Work instructions.
Transcribe each record exactly. Include every one.
((
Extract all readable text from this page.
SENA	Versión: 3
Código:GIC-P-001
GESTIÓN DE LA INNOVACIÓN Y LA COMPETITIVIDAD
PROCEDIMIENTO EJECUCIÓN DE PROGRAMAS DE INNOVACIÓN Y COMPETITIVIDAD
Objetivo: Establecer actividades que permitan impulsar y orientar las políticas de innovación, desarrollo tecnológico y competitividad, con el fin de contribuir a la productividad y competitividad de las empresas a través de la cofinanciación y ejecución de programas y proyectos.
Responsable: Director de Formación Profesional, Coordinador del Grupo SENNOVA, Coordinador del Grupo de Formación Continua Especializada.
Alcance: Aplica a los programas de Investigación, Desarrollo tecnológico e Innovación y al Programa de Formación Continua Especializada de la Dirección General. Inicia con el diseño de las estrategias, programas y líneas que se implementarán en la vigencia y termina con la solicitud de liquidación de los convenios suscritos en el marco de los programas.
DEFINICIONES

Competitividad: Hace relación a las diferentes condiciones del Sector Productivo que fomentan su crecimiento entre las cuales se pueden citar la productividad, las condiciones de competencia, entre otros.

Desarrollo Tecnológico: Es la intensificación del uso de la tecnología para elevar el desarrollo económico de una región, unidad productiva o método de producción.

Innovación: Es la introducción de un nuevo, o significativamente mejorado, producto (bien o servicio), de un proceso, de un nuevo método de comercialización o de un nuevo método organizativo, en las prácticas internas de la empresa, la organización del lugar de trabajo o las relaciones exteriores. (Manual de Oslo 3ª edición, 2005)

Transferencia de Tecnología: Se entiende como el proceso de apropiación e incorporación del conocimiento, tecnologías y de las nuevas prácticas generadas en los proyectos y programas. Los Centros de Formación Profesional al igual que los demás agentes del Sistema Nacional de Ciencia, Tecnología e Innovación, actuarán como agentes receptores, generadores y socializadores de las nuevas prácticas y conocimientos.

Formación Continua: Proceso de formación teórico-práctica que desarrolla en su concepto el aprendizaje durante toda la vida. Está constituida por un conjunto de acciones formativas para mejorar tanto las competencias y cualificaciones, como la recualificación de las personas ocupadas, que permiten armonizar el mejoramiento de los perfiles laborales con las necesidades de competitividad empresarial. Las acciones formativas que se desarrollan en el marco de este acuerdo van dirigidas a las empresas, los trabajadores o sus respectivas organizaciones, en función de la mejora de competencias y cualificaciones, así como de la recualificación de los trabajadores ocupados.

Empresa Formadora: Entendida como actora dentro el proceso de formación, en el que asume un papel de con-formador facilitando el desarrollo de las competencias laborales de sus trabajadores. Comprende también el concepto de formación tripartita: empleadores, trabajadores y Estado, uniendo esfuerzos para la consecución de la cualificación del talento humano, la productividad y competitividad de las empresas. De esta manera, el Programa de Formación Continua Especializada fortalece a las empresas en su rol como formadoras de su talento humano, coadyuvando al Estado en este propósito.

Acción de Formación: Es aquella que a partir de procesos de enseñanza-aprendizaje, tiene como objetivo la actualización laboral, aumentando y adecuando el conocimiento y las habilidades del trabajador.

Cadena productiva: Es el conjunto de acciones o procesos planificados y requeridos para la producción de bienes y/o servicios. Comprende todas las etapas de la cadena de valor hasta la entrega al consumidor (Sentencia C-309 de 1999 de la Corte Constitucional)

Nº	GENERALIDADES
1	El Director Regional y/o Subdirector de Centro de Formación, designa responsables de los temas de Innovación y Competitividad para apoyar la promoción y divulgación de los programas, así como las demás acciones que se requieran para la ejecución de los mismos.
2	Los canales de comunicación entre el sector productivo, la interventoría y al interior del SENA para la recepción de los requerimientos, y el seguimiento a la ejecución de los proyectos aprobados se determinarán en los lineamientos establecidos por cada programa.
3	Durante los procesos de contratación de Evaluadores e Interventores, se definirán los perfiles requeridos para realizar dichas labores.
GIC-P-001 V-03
))
Output of the task.
Extract all readable text from this page.
SENA	Versión: 3
Código:GIC-P-001
GESTIÓN DE LA INNOVACIÓN Y LA COMPETITIVIDAD
PROCEDIMIENTO EJECUCIÓN DE PROGRAMAS DE INNOVACIÓN Y COMPETITIVIDAD
Objetivo: Establecer actividades que permitan impulsar y orientar las políticas de innovación, desarrollo tecnológico y competitividad, con el fin de contribuir a la productividad y competitividad de las empresas a través de la cofinanciación y ejecución de programas y proyectos.
Responsable: Director de Formación Profesional, Coordinador del Grupo SENNOVA, Coordinador del Grupo de Formación Continua Especializada.
Alcance: Aplica a los programas de Investigación, Desarrollo tecnológico e Innovación y al Programa de Formación Continua Especializada de la Dirección General. Inicia con el diseño de las estrategias, programas y líneas que se implementarán en la vigencia y termina con la solicitud de liquidación de los convenios suscritos en el marco de los programas.
DEFINICIONES

Competitividad: Hace relación a las diferentes condiciones del Sector Productivo que fomentan su crecimiento entre las cuales se pueden citar la productividad, las condiciones de competencia, entre otros.

Desarrollo Tecnológico: Es la intensificación del uso de la tecnología para elevar el desarrollo económico de una región, unidad productiva o método de producción.

Innovación: Es la introducción de un nuevo, o significativamente mejorado, producto (bien o servicio), de un proceso, de un nuevo método de comercialización o de un nuevo método organizativo, en las prácticas internas de la empresa, la organización del lugar de trabajo o las relaciones exteriores. (Manual de Oslo 3ª edición, 2005)

Transferencia de Tecnología: Se entiende como el proceso de apropiación e incorporación del conocimiento, tecnologías y de las nuevas prácticas generadas en los proyectos y programas. Los Centros de Formación Profesional al igual que los demás agentes del Sistema Nacional de Ciencia, Tecnología e Innovación, actuarán como agentes receptores, generadores y socializadores de las nuevas prácticas y conocimientos.

Formación Continua: Proceso de formación teórico-práctica que desarrolla en su concepto el aprendizaje durante toda la vida. Está constituida por un conjunto de acciones formativas para mejorar tanto las competencias y cualificaciones, como la recualificación de las personas ocupadas, que permiten armonizar el mejoramiento de los perfiles laborales con las necesidades de competitividad empresarial. Las acciones formativas que se desarrollan en el marco de este acuerdo van dirigidas a las empresas, los trabajadores o sus respectivas organizaciones, en función de la mejora de competencias y cualificaciones, así como de la recualificación de los trabajadores ocupados.

Empresa Formadora: Entendida como actora dentro el proceso de formación, en el que asume un papel de con-formador facilitando el desarrollo de las competencias laborales de sus trabajadores. Comprende también el concepto de formación tripartita: empleadores, trabajadores y Estado, uniendo esfuerzos para la consecución de la cualificación del talento humano, la productividad y competitividad de las empresas. De esta manera, el Programa de Formación Continua Especializada fortalece a las empresas en su rol como formadoras de su talento humano, coadyuvando al Estado en este propósito.

Acción de Formación: Es aquella que a partir de procesos de enseñanza-aprendizaje, tiene como objetivo la actualización laboral, aumentando y adecuando el conocimiento y las habilidades del trabajador.

Cadena productiva: Es el conjunto de acciones o procesos planificados y requeridos para la producción de bienes y/o servicios. Comprende todas las etapas de la cadena de valor hasta la entrega al consumidor (Sentencia C-309 de 1999 de la Corte Constitucional)

Nº	GENERALIDADES
1	El Director Regional y/o Subdirector de Centro de Formación, designa responsables de los temas de Innovación y Competitividad para apoyar la promoción y divulgación de los programas, así como las demás acciones que se requieran para la ejecución de los mismos.
2	Los canales de comunicación entre el sector productivo, la interventoría y al interior del SENA para la recepción de los requerimientos, y el seguimiento a la ejecución de los proyectos aprobados se determinarán en los lineamientos establecidos por cada programa.
3	Durante los procesos de contratación de Evaluadores e Interventores, se definirán los perfiles requeridos para realizar dichas labores.
GIC-P-001 V-03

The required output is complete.